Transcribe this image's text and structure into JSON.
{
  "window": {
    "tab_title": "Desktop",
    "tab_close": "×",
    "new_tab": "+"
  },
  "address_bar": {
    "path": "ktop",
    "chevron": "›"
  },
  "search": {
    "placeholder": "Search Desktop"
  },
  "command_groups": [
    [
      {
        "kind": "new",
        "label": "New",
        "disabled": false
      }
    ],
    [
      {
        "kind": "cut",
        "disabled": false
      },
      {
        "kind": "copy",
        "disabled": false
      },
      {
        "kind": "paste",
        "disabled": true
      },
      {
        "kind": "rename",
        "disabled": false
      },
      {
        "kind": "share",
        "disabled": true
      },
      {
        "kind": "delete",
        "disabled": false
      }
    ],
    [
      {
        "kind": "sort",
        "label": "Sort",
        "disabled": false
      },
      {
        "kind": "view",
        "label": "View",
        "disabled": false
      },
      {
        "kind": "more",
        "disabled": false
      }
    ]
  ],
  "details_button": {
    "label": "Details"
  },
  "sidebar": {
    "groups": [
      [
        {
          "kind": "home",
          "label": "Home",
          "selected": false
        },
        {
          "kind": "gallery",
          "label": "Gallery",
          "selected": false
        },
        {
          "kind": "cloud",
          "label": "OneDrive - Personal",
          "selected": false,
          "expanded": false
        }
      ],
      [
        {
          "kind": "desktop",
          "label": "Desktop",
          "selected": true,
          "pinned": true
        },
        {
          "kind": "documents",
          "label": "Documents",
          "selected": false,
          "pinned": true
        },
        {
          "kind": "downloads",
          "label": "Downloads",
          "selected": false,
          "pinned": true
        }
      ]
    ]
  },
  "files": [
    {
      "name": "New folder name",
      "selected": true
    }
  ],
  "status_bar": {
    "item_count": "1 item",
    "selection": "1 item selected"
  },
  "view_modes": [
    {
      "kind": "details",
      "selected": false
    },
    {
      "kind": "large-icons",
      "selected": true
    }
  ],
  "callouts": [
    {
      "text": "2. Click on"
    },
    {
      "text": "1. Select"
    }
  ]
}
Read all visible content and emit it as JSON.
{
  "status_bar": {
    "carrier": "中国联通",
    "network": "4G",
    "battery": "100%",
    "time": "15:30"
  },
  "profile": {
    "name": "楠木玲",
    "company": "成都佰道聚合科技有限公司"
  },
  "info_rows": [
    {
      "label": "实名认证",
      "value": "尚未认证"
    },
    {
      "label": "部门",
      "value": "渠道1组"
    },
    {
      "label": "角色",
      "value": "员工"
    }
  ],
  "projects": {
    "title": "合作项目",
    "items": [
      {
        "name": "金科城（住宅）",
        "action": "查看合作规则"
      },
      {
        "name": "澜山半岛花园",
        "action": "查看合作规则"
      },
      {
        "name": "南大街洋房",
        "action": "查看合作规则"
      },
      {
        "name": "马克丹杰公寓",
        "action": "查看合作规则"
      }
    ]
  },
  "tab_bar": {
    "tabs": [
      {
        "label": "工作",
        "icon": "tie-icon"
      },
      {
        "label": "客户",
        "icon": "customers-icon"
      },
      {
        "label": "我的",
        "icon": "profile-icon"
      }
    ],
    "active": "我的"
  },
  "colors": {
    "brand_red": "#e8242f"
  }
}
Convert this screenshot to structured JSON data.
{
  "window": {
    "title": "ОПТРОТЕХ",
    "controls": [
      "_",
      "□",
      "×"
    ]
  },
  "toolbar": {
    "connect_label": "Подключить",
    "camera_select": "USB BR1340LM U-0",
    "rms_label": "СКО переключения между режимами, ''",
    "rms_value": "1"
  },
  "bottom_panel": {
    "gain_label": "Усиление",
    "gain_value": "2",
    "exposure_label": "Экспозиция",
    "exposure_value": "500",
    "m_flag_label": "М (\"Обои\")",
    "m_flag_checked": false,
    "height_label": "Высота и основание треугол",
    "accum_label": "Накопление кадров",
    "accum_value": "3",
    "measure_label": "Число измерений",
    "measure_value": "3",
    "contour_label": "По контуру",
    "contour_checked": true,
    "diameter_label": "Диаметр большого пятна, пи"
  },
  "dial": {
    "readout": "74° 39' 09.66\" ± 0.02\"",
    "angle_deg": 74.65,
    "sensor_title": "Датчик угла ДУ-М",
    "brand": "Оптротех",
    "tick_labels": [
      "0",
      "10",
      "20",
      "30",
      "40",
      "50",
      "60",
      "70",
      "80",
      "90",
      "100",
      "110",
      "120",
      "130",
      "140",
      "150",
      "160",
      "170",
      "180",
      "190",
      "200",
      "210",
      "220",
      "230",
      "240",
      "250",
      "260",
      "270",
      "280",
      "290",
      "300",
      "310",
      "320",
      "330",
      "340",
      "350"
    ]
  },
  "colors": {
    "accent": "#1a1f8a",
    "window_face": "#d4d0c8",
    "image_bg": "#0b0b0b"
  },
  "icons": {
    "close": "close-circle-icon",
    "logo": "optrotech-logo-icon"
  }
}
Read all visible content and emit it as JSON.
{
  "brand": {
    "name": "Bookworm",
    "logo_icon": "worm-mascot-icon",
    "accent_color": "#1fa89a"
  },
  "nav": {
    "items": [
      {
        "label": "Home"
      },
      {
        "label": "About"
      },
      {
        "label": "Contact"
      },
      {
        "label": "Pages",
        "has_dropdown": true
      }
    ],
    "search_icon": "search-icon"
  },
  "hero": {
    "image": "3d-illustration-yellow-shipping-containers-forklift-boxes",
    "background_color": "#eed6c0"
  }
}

→ **Problem to solve**: Restate the whole listing exactly.

→ **Answer to the problem**:
Transcribe this image's text and structure into JSON.
{
  "window": {
    "tab_title": "Desktop",
    "tab_close": "×",
    "new_tab": "+"
  },
  "address_bar": {
    "path": "ktop",
    "chevron": "›"
  },
  "search": {
    "placeholder": "Search Desktop"
  },
  "command_groups": [
    [
      {
        "kind": "new",
        "label": "New",
        "disabled": false
      }
    ],
    [
      {
        "kind": "cut",
        "disabled": false
      },
      {
        "kind": "copy",
        "disabled": false
      },
      {
        "kind": "paste",
        "disabled": true
      },
      {
        "kind": "rename",
        "disabled": false
      },
      {
        "kind": "share",
        "disabled": true
      },
      {
        "kind": "delete",
        "disabled": false
      }
    ],
    [
      {
        "kind": "sort",
        "label": "Sort",
        "disabled": false
      },
      {
        "kind": "view",
        "label": "View",
        "disabled": false
      },
      {
        "kind": "more",
        "disabled": false
      }
    ]
  ],
  "details_button": {
    "label": "Details"
  },
  "sidebar": {
    "groups": [
      [
        {
          "kind": "home",
          "label": "Home",
          "selected": false
        },
        {
          "kind": "gallery",
          "label": "Gallery",
          "selected": false
        },
        {
          "kind": "cloud",
          "label": "OneDrive - Personal",
          "selected": false,
          "expanded": false
        }
      ],
      [
        {
          "kind": "desktop",
          "label": "Desktop",
          "selected": true,
          "pinned": true
        },
        {
          "kind": "documents",
          "label": "Documents",
          "selected": false,
          "pinned": true
        },
        {
          "kind": "downloads",
          "label": "Downloads",
          "selected": false,
          "pinned": true
        }
      ]
    ]
  },
  "files": [
    {
      "name": "New folder name",
      "selected": true
    }
  ],
  "status_bar": {
    "item_count": "1 item",
    "selection": "1 item selected"
  },
  "view_modes": [
    {
      "kind": "details",
      "selected": false
    },
    {
      "kind": "large-icons",
      "selected": true
    }
  ],
  "callouts": [
    {
      "text": "2. Click on"
    },
    {
      "text": "1. Select"
    }
  ]
}
Read all visible content and emit it as JSON.
{
  "status_bar": {
    "carrier": "中国联通",
    "network": "4G",
    "battery": "100%",
    "time": "15:30"
  },
  "profile": {
    "name": "楠木玲",
    "company": "成都佰道聚合科技有限公司"
  },
  "info_rows": [
    {
      "label": "实名认证",
      "value": "尚未认证"
    },
    {
      "label": "部门",
      "value": "渠道1组"
    },
    {
      "label": "角色",
      "value": "员工"
    }
  ],
  "projects": {
    "title": "合作项目",
    "items": [
      {
        "name": "金科城（住宅）",
        "action": "查看合作规则"
      },
      {
        "name": "澜山半岛花园",
        "action": "查看合作规则"
      },
      {
        "name": "南大街洋房",
        "action": "查看合作规则"
      },
      {
        "name": "马克丹杰公寓",
        "action": "查看合作规则"
      }
    ]
  },
  "tab_bar": {
    "tabs": [
      {
        "label": "工作",
        "icon": "tie-icon"
      },
      {
        "label": "客户",
        "icon": "customers-icon"
      },
      {
        "label": "我的",
        "icon": "profile-icon"
      }
    ],
    "active": "我的"
  },
  "colors": {
    "brand_red": "#e8242f"
  }
}
Convert this screenshot to structured JSON data.
{
  "window": {
    "title": "ОПТРОТЕХ",
    "controls": [
      "_",
      "□",
      "×"
    ]
  },
  "toolbar": {
    "connect_label": "Подключить",
    "camera_select": "USB BR1340LM U-0",
    "rms_label": "СКО переключения между режимами, ''",
    "rms_value": "1"
  },
  "bottom_panel": {
    "gain_label": "Усиление",
    "gain_value": "2",
    "exposure_label": "Экспозиция",
    "exposure_value": "500",
    "m_flag_label": "М (\"Обои\")",
    "m_flag_checked": false,
    "height_label": "Высота и основание треугол",
    "accum_label": "Накопление кадров",
    "accum_value": "3",
    "measure_label": "Число измерений",
    "measure_value": "3",
    "contour_label": "По контуру",
    "contour_checked": true,
    "diameter_label": "Диаметр большого пятна, пи"
  },
  "dial": {
    "readout": "74° 39' 09.66\" ± 0.02\"",
    "angle_deg": 74.65,
    "sensor_title": "Датчик угла ДУ-М",
    "brand": "Оптротех",
    "tick_labels": [
      "0",
      "10",
      "20",
      "30",
      "40",
      "50",
      "60",
      "70",
      "80",
      "90",
      "100",
      "110",
      "120",
      "130",
      "140",
      "150",
      "160",
      "170",
      "180",
      "190",
      "200",
      "210",
      "220",
      "230",
      "240",
      "250",
      "260",
      "270",
      "280",
      "290",
      "300",
      "310",
      "320",
      "330",
      "340",
      "350"
    ]
  },
  "colors": {
    "accent": "#1a1f8a",
    "window_face": "#d4d0c8",
    "image_bg": "#0b0b0b"
  },
  "icons": {
    "close": "close-circle-icon",
    "logo": "optrotech-logo-icon"
  }
}
Read all visible content and emit it as JSON.
{
  "brand": {
    "name": "Bookworm",
    "logo_icon": "worm-mascot-icon",
    "accent_color": "#1fa89a"
  },
  "nav": {
    "items": [
      {
        "label": "Home"
      },
      {
        "label": "About"
      },
      {
        "label": "Contact"
      },
      {
        "label": "Pages",
        "has_dropdown": true
      }
    ],
    "search_icon": "search-icon"
  },
  "hero": {
    "image": "3d-illustration-yellow-shipping-containers-forklift-boxes",
    "background_color": "#eed6c0"
  }
}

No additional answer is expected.